= Challenge =
Copy every line of the data in which the word "Training" occurs.

--- start ---

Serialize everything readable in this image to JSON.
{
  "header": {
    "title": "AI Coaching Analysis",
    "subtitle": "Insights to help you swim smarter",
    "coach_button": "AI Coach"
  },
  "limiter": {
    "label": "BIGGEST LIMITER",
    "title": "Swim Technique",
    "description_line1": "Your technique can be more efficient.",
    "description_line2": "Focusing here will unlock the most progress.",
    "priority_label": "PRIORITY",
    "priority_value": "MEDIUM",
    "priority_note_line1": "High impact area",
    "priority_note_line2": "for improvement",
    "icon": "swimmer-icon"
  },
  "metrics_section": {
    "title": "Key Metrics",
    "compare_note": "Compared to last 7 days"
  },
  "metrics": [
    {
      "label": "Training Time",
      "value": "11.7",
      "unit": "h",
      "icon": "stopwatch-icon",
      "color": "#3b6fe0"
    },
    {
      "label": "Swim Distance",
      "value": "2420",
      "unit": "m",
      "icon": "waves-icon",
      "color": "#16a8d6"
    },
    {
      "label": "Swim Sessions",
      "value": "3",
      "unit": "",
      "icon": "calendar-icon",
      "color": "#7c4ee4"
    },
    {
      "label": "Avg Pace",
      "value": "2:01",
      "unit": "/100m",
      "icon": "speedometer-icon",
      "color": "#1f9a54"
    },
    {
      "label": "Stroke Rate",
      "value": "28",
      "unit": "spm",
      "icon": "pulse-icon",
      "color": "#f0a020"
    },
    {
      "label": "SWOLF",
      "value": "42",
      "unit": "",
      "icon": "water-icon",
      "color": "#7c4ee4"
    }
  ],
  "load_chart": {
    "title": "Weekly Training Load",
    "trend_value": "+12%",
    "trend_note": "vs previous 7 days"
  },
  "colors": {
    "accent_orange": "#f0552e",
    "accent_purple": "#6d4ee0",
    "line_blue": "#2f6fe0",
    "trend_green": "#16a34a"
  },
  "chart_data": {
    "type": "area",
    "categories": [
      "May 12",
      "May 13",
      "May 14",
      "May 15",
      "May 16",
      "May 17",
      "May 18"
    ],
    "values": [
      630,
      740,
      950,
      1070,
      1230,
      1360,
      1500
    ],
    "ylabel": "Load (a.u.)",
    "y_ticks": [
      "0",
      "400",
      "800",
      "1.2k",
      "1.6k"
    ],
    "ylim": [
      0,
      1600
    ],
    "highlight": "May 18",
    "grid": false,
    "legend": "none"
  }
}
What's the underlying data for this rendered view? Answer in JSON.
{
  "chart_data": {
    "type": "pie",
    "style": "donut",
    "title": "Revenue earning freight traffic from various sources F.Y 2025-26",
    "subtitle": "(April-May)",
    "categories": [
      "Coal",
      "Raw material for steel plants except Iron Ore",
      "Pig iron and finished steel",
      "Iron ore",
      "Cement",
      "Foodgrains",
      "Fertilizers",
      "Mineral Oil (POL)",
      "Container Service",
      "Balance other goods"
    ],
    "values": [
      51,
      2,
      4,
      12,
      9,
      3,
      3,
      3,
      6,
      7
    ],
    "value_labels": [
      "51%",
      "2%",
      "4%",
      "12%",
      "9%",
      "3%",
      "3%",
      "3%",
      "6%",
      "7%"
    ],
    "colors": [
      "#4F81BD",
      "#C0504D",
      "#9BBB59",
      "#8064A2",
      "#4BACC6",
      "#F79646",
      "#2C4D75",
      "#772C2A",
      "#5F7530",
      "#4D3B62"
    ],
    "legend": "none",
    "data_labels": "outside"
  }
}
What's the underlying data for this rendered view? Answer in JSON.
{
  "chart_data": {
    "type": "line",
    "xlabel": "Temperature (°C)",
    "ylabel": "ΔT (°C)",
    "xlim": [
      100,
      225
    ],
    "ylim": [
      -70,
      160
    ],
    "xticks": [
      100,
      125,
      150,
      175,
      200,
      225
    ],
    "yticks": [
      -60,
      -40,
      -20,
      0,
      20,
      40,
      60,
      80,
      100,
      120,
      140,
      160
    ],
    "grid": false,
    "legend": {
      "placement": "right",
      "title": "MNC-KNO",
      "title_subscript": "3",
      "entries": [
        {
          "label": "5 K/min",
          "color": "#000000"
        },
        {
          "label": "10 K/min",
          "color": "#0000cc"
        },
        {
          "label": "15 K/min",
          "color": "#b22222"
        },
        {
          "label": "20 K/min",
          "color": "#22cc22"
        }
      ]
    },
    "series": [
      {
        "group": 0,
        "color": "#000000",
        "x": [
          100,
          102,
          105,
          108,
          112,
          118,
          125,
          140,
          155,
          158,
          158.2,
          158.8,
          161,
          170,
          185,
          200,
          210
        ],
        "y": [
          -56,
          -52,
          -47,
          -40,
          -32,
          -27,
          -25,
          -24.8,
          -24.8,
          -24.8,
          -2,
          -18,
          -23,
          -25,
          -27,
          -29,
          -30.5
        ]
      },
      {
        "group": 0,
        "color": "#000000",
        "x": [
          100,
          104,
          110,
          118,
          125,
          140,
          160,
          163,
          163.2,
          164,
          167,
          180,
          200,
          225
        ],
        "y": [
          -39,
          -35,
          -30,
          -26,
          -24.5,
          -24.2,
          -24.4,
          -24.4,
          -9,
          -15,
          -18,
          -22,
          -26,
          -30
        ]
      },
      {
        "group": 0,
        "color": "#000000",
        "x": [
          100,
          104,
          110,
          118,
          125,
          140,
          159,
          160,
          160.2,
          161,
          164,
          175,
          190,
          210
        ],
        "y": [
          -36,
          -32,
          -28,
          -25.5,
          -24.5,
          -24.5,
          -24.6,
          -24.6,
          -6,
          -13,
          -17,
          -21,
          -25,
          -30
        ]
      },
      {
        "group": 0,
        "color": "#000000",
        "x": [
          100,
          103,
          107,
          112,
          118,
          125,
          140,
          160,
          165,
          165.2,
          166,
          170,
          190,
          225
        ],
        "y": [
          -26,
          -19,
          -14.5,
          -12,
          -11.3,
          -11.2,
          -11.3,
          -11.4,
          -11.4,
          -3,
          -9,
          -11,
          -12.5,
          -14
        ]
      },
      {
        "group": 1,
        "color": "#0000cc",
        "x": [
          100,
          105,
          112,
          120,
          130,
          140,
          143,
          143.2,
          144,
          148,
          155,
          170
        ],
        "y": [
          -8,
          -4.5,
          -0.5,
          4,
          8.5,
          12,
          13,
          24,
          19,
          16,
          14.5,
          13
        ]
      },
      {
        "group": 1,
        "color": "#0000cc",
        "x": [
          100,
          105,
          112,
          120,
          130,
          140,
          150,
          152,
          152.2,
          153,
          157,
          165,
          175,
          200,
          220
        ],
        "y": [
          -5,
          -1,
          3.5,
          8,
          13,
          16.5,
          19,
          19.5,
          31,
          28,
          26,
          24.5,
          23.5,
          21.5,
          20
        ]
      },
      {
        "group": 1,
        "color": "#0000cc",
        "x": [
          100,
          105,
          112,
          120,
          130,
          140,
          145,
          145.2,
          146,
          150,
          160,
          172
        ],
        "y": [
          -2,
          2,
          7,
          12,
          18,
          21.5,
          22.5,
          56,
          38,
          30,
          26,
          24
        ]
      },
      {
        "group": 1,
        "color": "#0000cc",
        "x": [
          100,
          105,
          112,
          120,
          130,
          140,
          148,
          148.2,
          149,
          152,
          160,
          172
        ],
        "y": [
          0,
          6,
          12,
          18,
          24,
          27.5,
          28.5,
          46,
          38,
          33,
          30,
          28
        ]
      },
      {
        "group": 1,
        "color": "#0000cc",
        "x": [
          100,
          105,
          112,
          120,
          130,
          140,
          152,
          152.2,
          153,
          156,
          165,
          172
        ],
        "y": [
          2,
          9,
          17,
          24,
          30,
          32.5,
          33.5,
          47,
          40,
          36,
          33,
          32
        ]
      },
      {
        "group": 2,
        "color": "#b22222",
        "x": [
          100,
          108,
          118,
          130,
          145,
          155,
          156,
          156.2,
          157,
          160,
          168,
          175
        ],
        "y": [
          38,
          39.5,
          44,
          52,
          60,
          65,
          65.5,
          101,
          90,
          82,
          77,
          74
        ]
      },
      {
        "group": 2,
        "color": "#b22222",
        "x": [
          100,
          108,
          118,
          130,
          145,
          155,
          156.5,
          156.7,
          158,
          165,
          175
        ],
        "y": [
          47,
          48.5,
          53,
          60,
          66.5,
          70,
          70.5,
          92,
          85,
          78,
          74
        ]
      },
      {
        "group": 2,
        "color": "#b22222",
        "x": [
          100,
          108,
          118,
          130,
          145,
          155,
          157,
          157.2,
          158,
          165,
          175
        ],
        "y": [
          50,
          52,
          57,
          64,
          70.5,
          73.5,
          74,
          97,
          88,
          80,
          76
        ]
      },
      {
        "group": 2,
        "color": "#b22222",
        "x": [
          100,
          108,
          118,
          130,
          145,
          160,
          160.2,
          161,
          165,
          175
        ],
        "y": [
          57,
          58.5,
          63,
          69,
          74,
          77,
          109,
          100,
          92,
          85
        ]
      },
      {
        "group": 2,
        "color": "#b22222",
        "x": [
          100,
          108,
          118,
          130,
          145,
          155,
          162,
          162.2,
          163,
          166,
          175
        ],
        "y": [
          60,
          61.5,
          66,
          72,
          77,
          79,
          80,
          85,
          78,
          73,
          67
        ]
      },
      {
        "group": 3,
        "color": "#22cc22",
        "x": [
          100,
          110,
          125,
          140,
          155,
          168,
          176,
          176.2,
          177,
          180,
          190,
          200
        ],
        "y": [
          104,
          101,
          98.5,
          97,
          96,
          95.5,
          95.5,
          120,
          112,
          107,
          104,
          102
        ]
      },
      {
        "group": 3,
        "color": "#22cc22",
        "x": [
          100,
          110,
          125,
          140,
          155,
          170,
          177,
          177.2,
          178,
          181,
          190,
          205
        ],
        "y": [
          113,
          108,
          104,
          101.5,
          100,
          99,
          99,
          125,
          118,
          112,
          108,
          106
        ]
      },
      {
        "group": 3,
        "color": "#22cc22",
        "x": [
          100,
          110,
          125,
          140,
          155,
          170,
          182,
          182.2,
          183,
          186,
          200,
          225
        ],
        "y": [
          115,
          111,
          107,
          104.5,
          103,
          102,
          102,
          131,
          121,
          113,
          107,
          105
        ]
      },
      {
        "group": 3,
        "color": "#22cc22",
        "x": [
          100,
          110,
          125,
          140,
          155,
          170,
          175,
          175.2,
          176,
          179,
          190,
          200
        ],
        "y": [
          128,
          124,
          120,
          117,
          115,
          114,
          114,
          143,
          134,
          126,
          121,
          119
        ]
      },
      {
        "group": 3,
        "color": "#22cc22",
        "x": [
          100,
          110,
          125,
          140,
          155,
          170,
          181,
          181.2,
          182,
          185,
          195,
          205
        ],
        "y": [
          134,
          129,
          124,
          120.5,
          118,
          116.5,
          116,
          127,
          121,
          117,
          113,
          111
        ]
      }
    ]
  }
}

--- end ---

= The output =
      "label": "Training Time",
    "title": "Weekly Training Load",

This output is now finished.